▸ PROBLEM REQUIREMENTS: Output the full listing below exactly as it reads, and skip anything that is a picture.

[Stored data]
<<<<
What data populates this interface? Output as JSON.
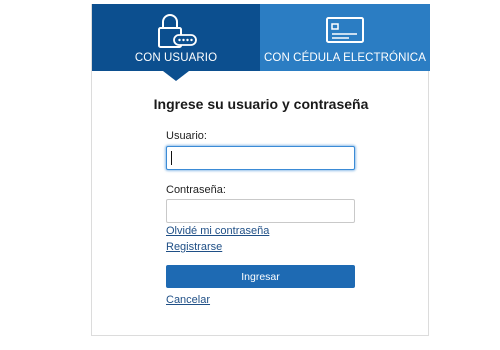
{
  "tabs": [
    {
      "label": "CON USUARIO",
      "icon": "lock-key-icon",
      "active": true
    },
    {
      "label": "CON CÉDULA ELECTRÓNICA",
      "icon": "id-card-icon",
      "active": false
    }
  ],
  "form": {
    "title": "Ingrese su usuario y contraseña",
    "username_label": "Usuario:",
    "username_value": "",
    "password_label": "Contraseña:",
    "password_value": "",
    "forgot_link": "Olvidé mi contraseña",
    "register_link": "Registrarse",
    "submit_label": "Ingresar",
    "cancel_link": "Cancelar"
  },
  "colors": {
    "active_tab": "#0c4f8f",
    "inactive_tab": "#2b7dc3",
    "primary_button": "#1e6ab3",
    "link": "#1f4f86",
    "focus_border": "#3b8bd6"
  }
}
>>>>
▸ COMPLETE OUTPUT:
What data populates this interface? Output as JSON.
{
  "tabs": [
    {
      "label": "CON USUARIO",
      "icon": "lock-key-icon",
      "active": true
    },
    {
      "label": "CON CÉDULA ELECTRÓNICA",
      "icon": "id-card-icon",
      "active": false
    }
  ],
  "form": {
    "title": "Ingrese su usuario y contraseña",
    "username_label": "Usuario:",
    "username_value": "",
    "password_label": "Contraseña:",
    "password_value": "",
    "forgot_link": "Olvidé mi contraseña",
    "register_link": "Registrarse",
    "submit_label": "Ingresar",
    "cancel_link": "Cancelar"
  },
  "colors": {
    "active_tab": "#0c4f8f",
    "inactive_tab": "#2b7dc3",
    "primary_button": "#1e6ab3",
    "link": "#1f4f86",
    "focus_border": "#3b8bd6"
  }
}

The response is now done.